=== Exercise aim ===
Reproduce every record below exactly as written, but leave out any pictures.

[Entries with figure data]
>>>
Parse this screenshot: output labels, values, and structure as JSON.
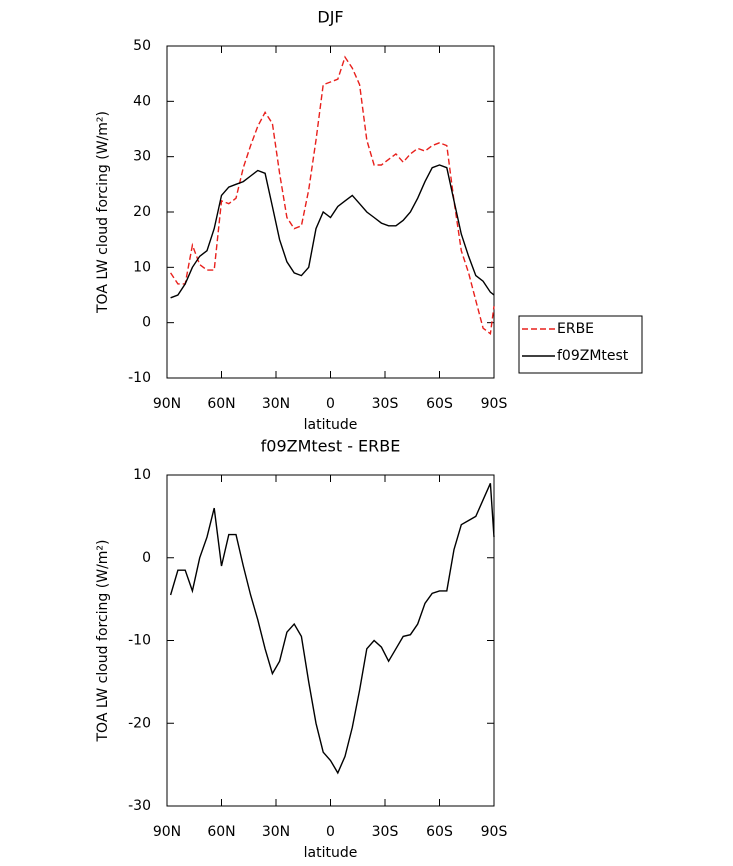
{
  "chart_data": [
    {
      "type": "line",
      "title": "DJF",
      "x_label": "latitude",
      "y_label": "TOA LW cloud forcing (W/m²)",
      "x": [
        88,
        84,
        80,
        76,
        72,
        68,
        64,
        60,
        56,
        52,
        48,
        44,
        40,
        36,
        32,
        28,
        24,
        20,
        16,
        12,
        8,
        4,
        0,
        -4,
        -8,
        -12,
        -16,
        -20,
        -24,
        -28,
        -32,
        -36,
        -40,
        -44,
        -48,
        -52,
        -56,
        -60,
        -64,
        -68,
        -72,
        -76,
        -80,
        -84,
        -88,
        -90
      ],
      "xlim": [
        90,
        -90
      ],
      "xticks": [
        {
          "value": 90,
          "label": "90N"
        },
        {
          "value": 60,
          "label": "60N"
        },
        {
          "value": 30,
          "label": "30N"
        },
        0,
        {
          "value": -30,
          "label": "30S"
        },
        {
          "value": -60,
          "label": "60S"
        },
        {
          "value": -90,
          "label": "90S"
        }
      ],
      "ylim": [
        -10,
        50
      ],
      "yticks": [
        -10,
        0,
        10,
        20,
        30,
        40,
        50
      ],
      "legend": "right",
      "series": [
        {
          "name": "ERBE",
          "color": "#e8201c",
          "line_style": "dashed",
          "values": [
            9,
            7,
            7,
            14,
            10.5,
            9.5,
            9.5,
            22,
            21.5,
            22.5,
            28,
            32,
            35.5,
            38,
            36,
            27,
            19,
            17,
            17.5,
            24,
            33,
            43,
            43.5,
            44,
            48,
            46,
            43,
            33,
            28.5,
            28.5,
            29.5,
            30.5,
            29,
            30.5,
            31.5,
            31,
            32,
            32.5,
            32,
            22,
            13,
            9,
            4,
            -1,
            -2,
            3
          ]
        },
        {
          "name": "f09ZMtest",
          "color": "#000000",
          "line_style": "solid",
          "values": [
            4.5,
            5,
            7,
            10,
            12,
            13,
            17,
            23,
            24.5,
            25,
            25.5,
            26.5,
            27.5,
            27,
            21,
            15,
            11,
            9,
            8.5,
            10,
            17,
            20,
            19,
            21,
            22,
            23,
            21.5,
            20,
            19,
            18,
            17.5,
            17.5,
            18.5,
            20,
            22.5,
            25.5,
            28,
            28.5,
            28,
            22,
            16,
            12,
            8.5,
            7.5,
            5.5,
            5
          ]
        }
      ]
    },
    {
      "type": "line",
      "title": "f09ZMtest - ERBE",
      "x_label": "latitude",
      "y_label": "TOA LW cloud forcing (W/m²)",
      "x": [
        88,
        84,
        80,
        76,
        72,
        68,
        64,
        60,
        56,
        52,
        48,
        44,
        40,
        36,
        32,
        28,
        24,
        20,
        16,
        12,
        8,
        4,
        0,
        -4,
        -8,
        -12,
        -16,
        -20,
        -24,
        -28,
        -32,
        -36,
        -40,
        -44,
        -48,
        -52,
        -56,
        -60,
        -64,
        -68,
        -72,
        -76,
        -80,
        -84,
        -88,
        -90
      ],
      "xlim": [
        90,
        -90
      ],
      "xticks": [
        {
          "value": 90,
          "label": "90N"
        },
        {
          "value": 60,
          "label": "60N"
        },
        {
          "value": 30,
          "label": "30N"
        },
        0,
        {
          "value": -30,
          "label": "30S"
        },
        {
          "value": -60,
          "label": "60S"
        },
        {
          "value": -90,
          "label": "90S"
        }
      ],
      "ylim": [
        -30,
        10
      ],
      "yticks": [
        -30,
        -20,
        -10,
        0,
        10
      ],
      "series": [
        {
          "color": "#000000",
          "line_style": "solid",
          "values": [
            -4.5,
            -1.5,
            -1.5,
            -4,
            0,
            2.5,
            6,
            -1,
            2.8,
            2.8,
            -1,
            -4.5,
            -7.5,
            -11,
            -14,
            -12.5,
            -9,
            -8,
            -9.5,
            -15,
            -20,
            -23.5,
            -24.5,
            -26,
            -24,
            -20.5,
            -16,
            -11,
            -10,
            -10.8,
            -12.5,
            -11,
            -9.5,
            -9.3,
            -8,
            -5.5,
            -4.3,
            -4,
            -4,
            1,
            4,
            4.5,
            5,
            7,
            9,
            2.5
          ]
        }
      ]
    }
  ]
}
<<<
=== Solved problem ===
Parse this screenshot: output labels, values, and structure as JSON.
{
  "chart_data": [
    {
      "type": "line",
      "title": "DJF",
      "x_label": "latitude",
      "y_label": "TOA LW cloud forcing (W/m²)",
      "x": [
        88,
        84,
        80,
        76,
        72,
        68,
        64,
        60,
        56,
        52,
        48,
        44,
        40,
        36,
        32,
        28,
        24,
        20,
        16,
        12,
        8,
        4,
        0,
        -4,
        -8,
        -12,
        -16,
        -20,
        -24,
        -28,
        -32,
        -36,
        -40,
        -44,
        -48,
        -52,
        -56,
        -60,
        -64,
        -68,
        -72,
        -76,
        -80,
        -84,
        -88,
        -90
      ],
      "xlim": [
        90,
        -90
      ],
      "xticks": [
        {
          "value": 90,
          "label": "90N"
        },
        {
          "value": 60,
          "label": "60N"
        },
        {
          "value": 30,
          "label": "30N"
        },
        0,
        {
          "value": -30,
          "label": "30S"
        },
        {
          "value": -60,
          "label": "60S"
        },
        {
          "value": -90,
          "label": "90S"
        }
      ],
      "ylim": [
        -10,
        50
      ],
      "yticks": [
        -10,
        0,
        10,
        20,
        30,
        40,
        50
      ],
      "legend": "right",
      "series": [
        {
          "name": "ERBE",
          "color": "#e8201c",
          "line_style": "dashed",
          "values": [
            9,
            7,
            7,
            14,
            10.5,
            9.5,
            9.5,
            22,
            21.5,
            22.5,
            28,
            32,
            35.5,
            38,
            36,
            27,
            19,
            17,
            17.5,
            24,
            33,
            43,
            43.5,
            44,
            48,
            46,
            43,
            33,
            28.5,
            28.5,
            29.5,
            30.5,
            29,
            30.5,
            31.5,
            31,
            32,
            32.5,
            32,
            22,
            13,
            9,
            4,
            -1,
            -2,
            3
          ]
        },
        {
          "name": "f09ZMtest",
          "color": "#000000",
          "line_style": "solid",
          "values": [
            4.5,
            5,
            7,
            10,
            12,
            13,
            17,
            23,
            24.5,
            25,
            25.5,
            26.5,
            27.5,
            27,
            21,
            15,
            11,
            9,
            8.5,
            10,
            17,
            20,
            19,
            21,
            22,
            23,
            21.5,
            20,
            19,
            18,
            17.5,
            17.5,
            18.5,
            20,
            22.5,
            25.5,
            28,
            28.5,
            28,
            22,
            16,
            12,
            8.5,
            7.5,
            5.5,
            5
          ]
        }
      ]
    },
    {
      "type": "line",
      "title": "f09ZMtest - ERBE",
      "x_label": "latitude",
      "y_label": "TOA LW cloud forcing (W/m²)",
      "x": [
        88,
        84,
        80,
        76,
        72,
        68,
        64,
        60,
        56,
        52,
        48,
        44,
        40,
        36,
        32,
        28,
        24,
        20,
        16,
        12,
        8,
        4,
        0,
        -4,
        -8,
        -12,
        -16,
        -20,
        -24,
        -28,
        -32,
        -36,
        -40,
        -44,
        -48,
        -52,
        -56,
        -60,
        -64,
        -68,
        -72,
        -76,
        -80,
        -84,
        -88,
        -90
      ],
      "xlim": [
        90,
        -90
      ],
      "xticks": [
        {
          "value": 90,
          "label": "90N"
        },
        {
          "value": 60,
          "label": "60N"
        },
        {
          "value": 30,
          "label": "30N"
        },
        0,
        {
          "value": -30,
          "label": "30S"
        },
        {
          "value": -60,
          "label": "60S"
        },
        {
          "value": -90,
          "label": "90S"
        }
      ],
      "ylim": [
        -30,
        10
      ],
      "yticks": [
        -30,
        -20,
        -10,
        0,
        10
      ],
      "series": [
        {
          "color": "#000000",
          "line_style": "solid",
          "values": [
            -4.5,
            -1.5,
            -1.5,
            -4,
            0,
            2.5,
            6,
            -1,
            2.8,
            2.8,
            -1,
            -4.5,
            -7.5,
            -11,
            -14,
            -12.5,
            -9,
            -8,
            -9.5,
            -15,
            -20,
            -23.5,
            -24.5,
            -26,
            -24,
            -20.5,
            -16,
            -11,
            -10,
            -10.8,
            -12.5,
            -11,
            -9.5,
            -9.3,
            -8,
            -5.5,
            -4.3,
            -4,
            -4,
            1,
            4,
            4.5,
            5,
            7,
            9,
            2.5
          ]
        }
      ]
    }
  ]
}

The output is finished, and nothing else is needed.